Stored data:
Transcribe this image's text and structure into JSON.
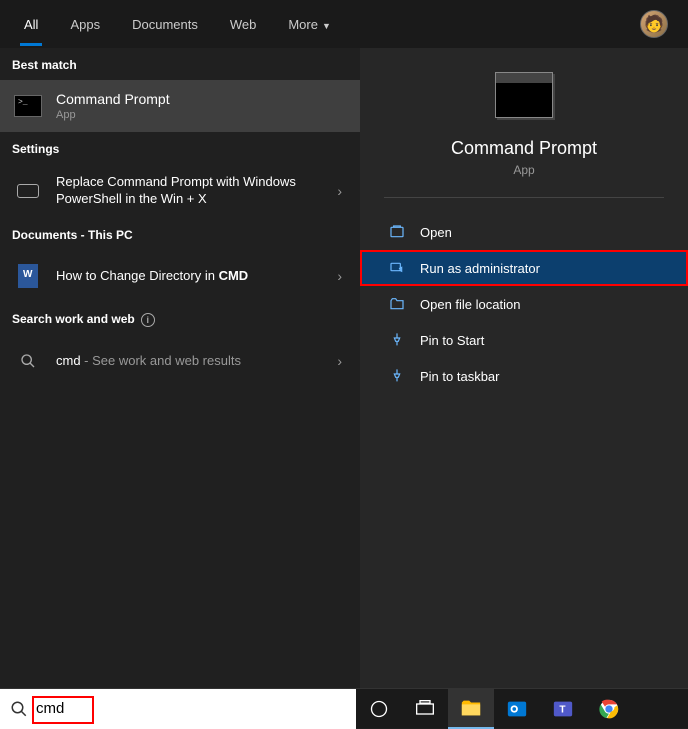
{
  "tabs": {
    "items": [
      "All",
      "Apps",
      "Documents",
      "Web",
      "More"
    ],
    "active_index": 0
  },
  "left": {
    "best_match_header": "Best match",
    "best_match": {
      "title": "Command Prompt",
      "sub": "App"
    },
    "settings_header": "Settings",
    "settings_item": "Replace Command Prompt with Windows PowerShell in the Win + X",
    "documents_header": "Documents - This PC",
    "documents_item_prefix": "How to Change Directory in ",
    "documents_item_bold": "CMD",
    "search_web_header": "Search work and web",
    "web_item_query": "cmd",
    "web_item_suffix": " - See work and web results"
  },
  "right": {
    "title": "Command Prompt",
    "sub": "App",
    "actions": [
      "Open",
      "Run as administrator",
      "Open file location",
      "Pin to Start",
      "Pin to taskbar"
    ],
    "highlighted_index": 1
  },
  "search": {
    "value": "cmd"
  }
}
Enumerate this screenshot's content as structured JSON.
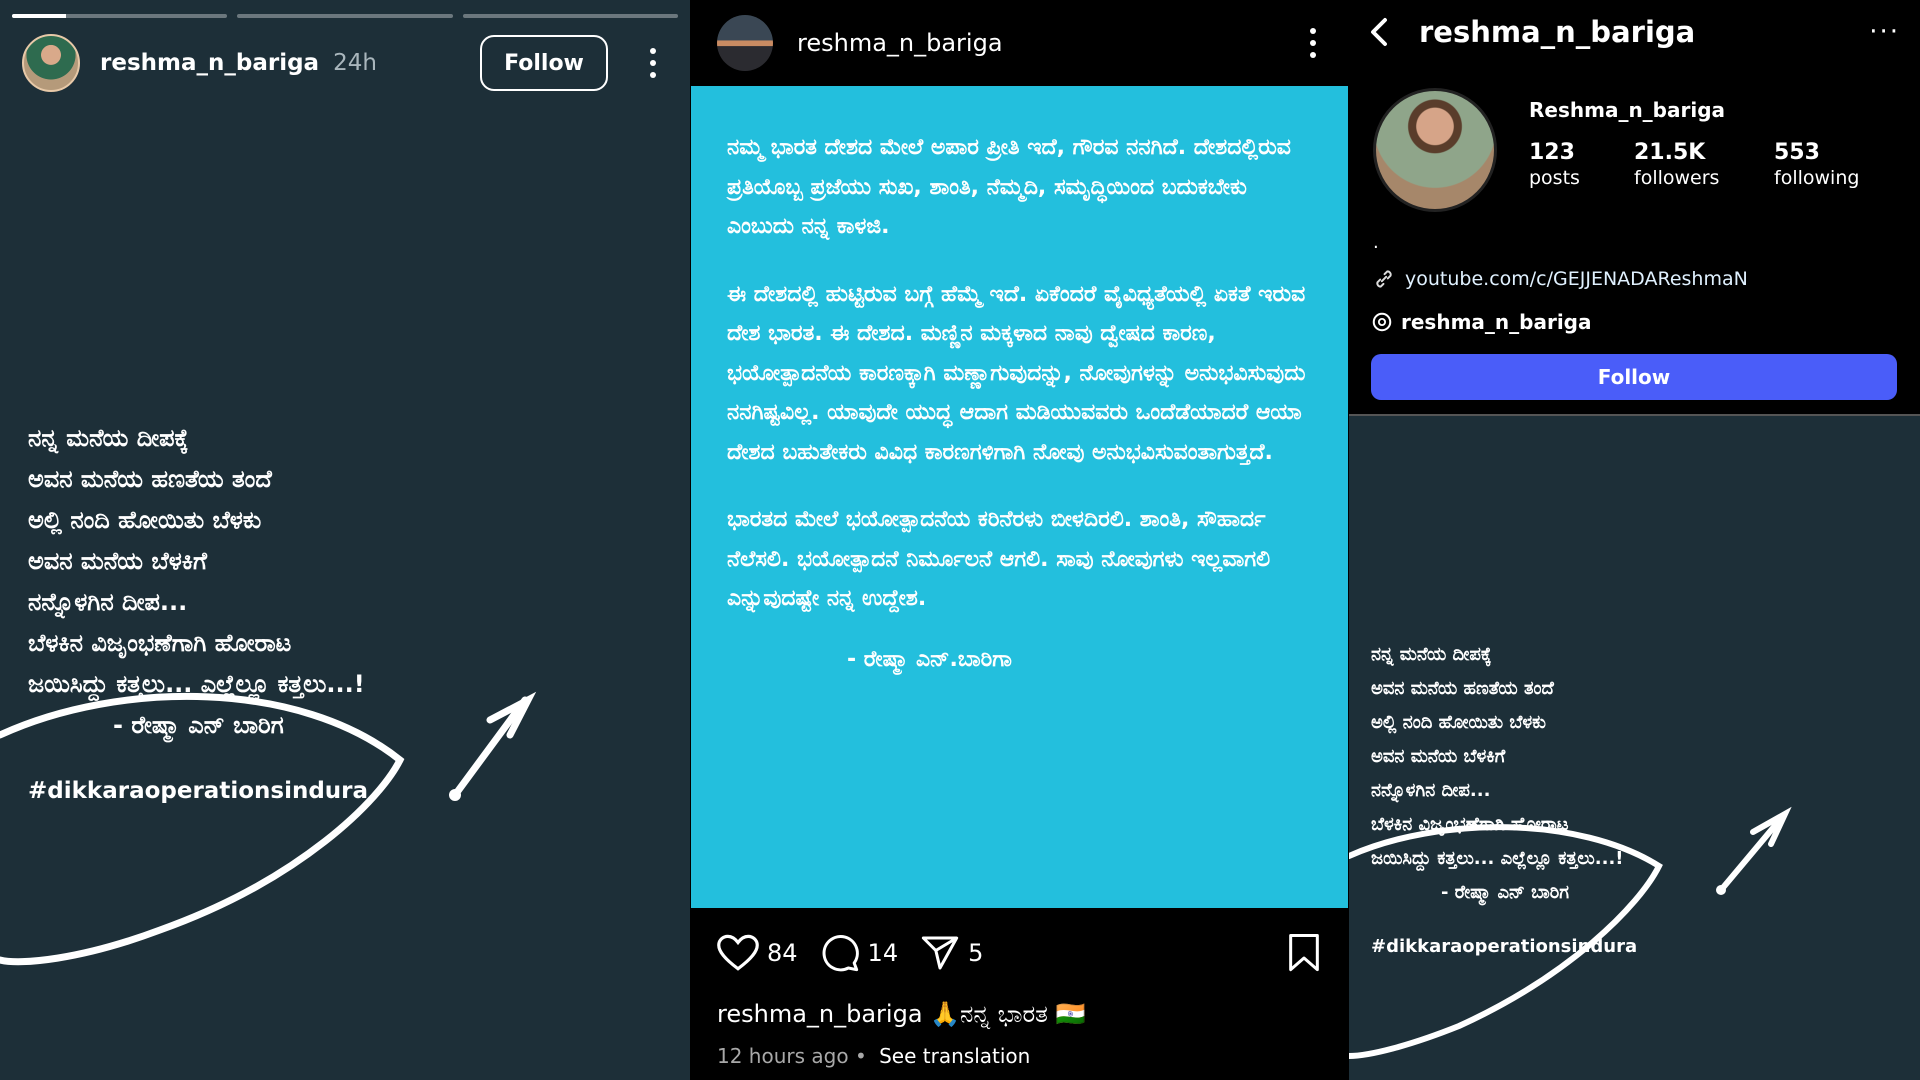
{
  "story": {
    "username": "reshma_n_bariga",
    "time": "24h",
    "follow_label": "Follow",
    "progress": [
      1,
      0,
      0
    ],
    "progress_current_fraction": 0.25,
    "poem_lines": [
      "ನನ್ನ ಮನೆಯ ದೀಪಕ್ಕೆ",
      "ಅವನ ಮನೆಯ ಹಣತೆಯ ತಂದೆ",
      "ಅಲ್ಲಿ ನಂದಿ ಹೋಯಿತು ಬೆಳಕು",
      "ಅವನ ಮನೆಯ ಬೆಳಕಿಗೆ",
      "ನನ್ನೊಳಗಿನ ದೀಪ...",
      "ಬೆಳಕಿನ ವಿಜೃಂಭಣೆಗಾಗಿ ಹೋರಾಟ",
      "ಜಯಿಸಿದ್ದು ಕತ್ತಲು... ಎಲ್ಲೆಲ್ಲೂ ಕತ್ತಲು...!"
    ],
    "signature": "- ರೇಷ್ಮಾ ಎನ್ ಬಾರಿಗ",
    "hashtag": "#dikkaraoperationsindura"
  },
  "post": {
    "username": "reshma_n_bariga",
    "paragraphs": [
      "ನಮ್ಮ ಭಾರತ ದೇಶದ ಮೇಲೆ ಅಪಾರ ಪ್ರೀತಿ ಇದೆ, ಗೌರವ ನನಗಿದೆ. ದೇಶದಲ್ಲಿರುವ ಪ್ರತಿಯೊಬ್ಬ ಪ್ರಜೆಯು ಸುಖ, ಶಾಂತಿ, ನೆಮ್ಮದಿ, ಸಮೃದ್ಧಿಯಿಂದ ಬದುಕಬೇಕು ಎಂಬುದು ನನ್ನ ಕಾಳಜಿ.",
      "ಈ ದೇಶದಲ್ಲಿ ಹುಟ್ಟಿರುವ ಬಗ್ಗೆ ಹೆಮ್ಮೆ ಇದೆ. ಏಕೆಂದರೆ ವೈವಿಧ್ಯತೆಯಲ್ಲಿ ಏಕತೆ ಇರುವ ದೇಶ ಭಾರತ. ಈ ದೇಶದ. ಮಣ್ಣಿನ ಮಕ್ಕಳಾದ ನಾವು ದ್ವೇಷದ ಕಾರಣ, ಭಯೋತ್ಪಾದನೆಯ ಕಾರಣಕ್ಕಾಗಿ ಮಣ್ಣಾಗುವುದನ್ನು, ನೋವುಗಳನ್ನು ಅನುಭವಿಸುವುದು ನನಗಿಷ್ಟವಿಲ್ಲ. ಯಾವುದೇ ಯುದ್ಧ ಆದಾಗ ಮಡಿಯುವವರು ಒಂದೆಡೆಯಾದರೆ ಆಯಾ ದೇಶದ ಬಹುತೇಕರು ವಿವಿಧ ಕಾರಣಗಳಿಗಾಗಿ ನೋವು ಅನುಭವಿಸುವಂತಾಗುತ್ತದೆ.",
      "ಭಾರತದ ಮೇಲೆ ಭಯೋತ್ಪಾದನೆಯ ಕರಿನೆರಳು ಬೀಳದಿರಲಿ. ಶಾಂತಿ, ಸೌಹಾರ್ದ ನೆಲೆಸಲಿ. ಭಯೋತ್ಪಾದನೆ ನಿರ್ಮೂಲನೆ ಆಗಲಿ. ಸಾವು ನೋವುಗಳು ಇಲ್ಲವಾಗಲಿ ಎನ್ನುವುದಷ್ಟೇ ನನ್ನ ಉದ್ದೇಶ."
    ],
    "signature": "- ರೇಷ್ಮಾ ಎನ್.ಬಾರಿಗಾ",
    "likes": "84",
    "comments": "14",
    "shares": "5",
    "caption_user": "reshma_n_bariga",
    "caption_text": " 🙏ನನ್ನ ಭಾರತ 🇮🇳",
    "time": "12 hours ago",
    "separator": "•",
    "see_translation": "See translation"
  },
  "profile": {
    "title": "reshma_n_bariga",
    "name": "Reshma_n_bariga",
    "posts_count": "123",
    "posts_label": "posts",
    "followers_count": "21.5K",
    "followers_label": "followers",
    "following_count": "553",
    "following_label": "following",
    "bio": ".",
    "link": "youtube.com/c/GEJJENADAReshmaN",
    "threads_handle": "reshma_n_bariga",
    "follow_label": "Follow",
    "follow_color": "#4a5df9"
  },
  "icons": [
    "heart-icon",
    "comment-icon",
    "send-icon",
    "bookmark-icon",
    "back-icon",
    "link-icon",
    "threads-icon",
    "more-icon"
  ]
}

• INSTRUCTIONS FOR THE TASK: Copy all the entries word for word. Omit any pictures.

• FINISHED ANSWER:
Transcribe this image's text and structure into JSON.
{
  "tabs": {
    "items": [
      "All",
      "Apps",
      "Documents",
      "Web",
      "More"
    ],
    "active_index": 0
  },
  "left": {
    "best_match_header": "Best match",
    "best_match": {
      "title": "Command Prompt",
      "sub": "App"
    },
    "settings_header": "Settings",
    "settings_item": "Replace Command Prompt with Windows PowerShell in the Win + X",
    "documents_header": "Documents - This PC",
    "documents_item_prefix": "How to Change Directory in ",
    "documents_item_bold": "CMD",
    "search_web_header": "Search work and web",
    "web_item_query": "cmd",
    "web_item_suffix": " - See work and web results"
  },
  "right": {
    "title": "Command Prompt",
    "sub": "App",
    "actions": [
      "Open",
      "Run as administrator",
      "Open file location",
      "Pin to Start",
      "Pin to taskbar"
    ],
    "highlighted_index": 1
  },
  "search": {
    "value": "cmd"
  }
}
Enumerate this screenshot's content as structured JSON.
{
  "story": {
    "username": "reshma_n_bariga",
    "time": "24h",
    "follow_label": "Follow",
    "progress": [
      1,
      0,
      0
    ],
    "progress_current_fraction": 0.25,
    "poem_lines": [
      "ನನ್ನ ಮನೆಯ ದೀಪಕ್ಕೆ",
      "ಅವನ ಮನೆಯ ಹಣತೆಯ ತಂದೆ",
      "ಅಲ್ಲಿ ನಂದಿ ಹೋಯಿತು ಬೆಳಕು",
      "ಅವನ ಮನೆಯ ಬೆಳಕಿಗೆ",
      "ನನ್ನೊಳಗಿನ ದೀಪ...",
      "ಬೆಳಕಿನ ವಿಜೃಂಭಣೆಗಾಗಿ ಹೋರಾಟ",
      "ಜಯಿಸಿದ್ದು ಕತ್ತಲು... ಎಲ್ಲೆಲ್ಲೂ ಕತ್ತಲು...!"
    ],
    "signature": "- ರೇಷ್ಮಾ ಎನ್ ಬಾರಿಗ",
    "hashtag": "#dikkaraoperationsindura"
  },
  "post": {
    "username": "reshma_n_bariga",
    "paragraphs": [
      "ನಮ್ಮ ಭಾರತ ದೇಶದ ಮೇಲೆ ಅಪಾರ ಪ್ರೀತಿ ಇದೆ, ಗೌರವ ನನಗಿದೆ. ದೇಶದಲ್ಲಿರುವ ಪ್ರತಿಯೊಬ್ಬ ಪ್ರಜೆಯು ಸುಖ, ಶಾಂತಿ, ನೆಮ್ಮದಿ, ಸಮೃದ್ಧಿಯಿಂದ ಬದುಕಬೇಕು ಎಂಬುದು ನನ್ನ ಕಾಳಜಿ.",
      "ಈ ದೇಶದಲ್ಲಿ ಹುಟ್ಟಿರುವ ಬಗ್ಗೆ ಹೆಮ್ಮೆ ಇದೆ. ಏಕೆಂದರೆ ವೈವಿಧ್ಯತೆಯಲ್ಲಿ ಏಕತೆ ಇರುವ ದೇಶ ಭಾರತ. ಈ ದೇಶದ. ಮಣ್ಣಿನ ಮಕ್ಕಳಾದ ನಾವು ದ್ವೇಷದ ಕಾರಣ, ಭಯೋತ್ಪಾದನೆಯ ಕಾರಣಕ್ಕಾಗಿ ಮಣ್ಣಾಗುವುದನ್ನು, ನೋವುಗಳನ್ನು ಅನುಭವಿಸುವುದು ನನಗಿಷ್ಟವಿಲ್ಲ. ಯಾವುದೇ ಯುದ್ಧ ಆದಾಗ ಮಡಿಯುವವರು ಒಂದೆಡೆಯಾದರೆ ಆಯಾ ದೇಶದ ಬಹುತೇಕರು ವಿವಿಧ ಕಾರಣಗಳಿಗಾಗಿ ನೋವು ಅನುಭವಿಸುವಂತಾಗುತ್ತದೆ.",
      "ಭಾರತದ ಮೇಲೆ ಭಯೋತ್ಪಾದನೆಯ ಕರಿನೆರಳು ಬೀಳದಿರಲಿ. ಶಾಂತಿ, ಸೌಹಾರ್ದ ನೆಲೆಸಲಿ. ಭಯೋತ್ಪಾದನೆ ನಿರ್ಮೂಲನೆ ಆಗಲಿ. ಸಾವು ನೋವುಗಳು ಇಲ್ಲವಾಗಲಿ ಎನ್ನುವುದಷ್ಟೇ ನನ್ನ ಉದ್ದೇಶ."
    ],
    "signature": "- ರೇಷ್ಮಾ ಎನ್.ಬಾರಿಗಾ",
    "likes": "84",
    "comments": "14",
    "shares": "5",
    "caption_user": "reshma_n_bariga",
    "caption_text": " 🙏ನನ್ನ ಭಾರತ 🇮🇳",
    "time": "12 hours ago",
    "separator": "•",
    "see_translation": "See translation"
  },
  "profile": {
    "title": "reshma_n_bariga",
    "name": "Reshma_n_bariga",
    "posts_count": "123",
    "posts_label": "posts",
    "followers_count": "21.5K",
    "followers_label": "followers",
    "following_count": "553",
    "following_label": "following",
    "bio": ".",
    "link": "youtube.com/c/GEJJENADAReshmaN",
    "threads_handle": "reshma_n_bariga",
    "follow_label": "Follow",
    "follow_color": "#4a5df9"
  },
  "icons": [
    "heart-icon",
    "comment-icon",
    "send-icon",
    "bookmark-icon",
    "back-icon",
    "link-icon",
    "threads-icon",
    "more-icon"
  ]
}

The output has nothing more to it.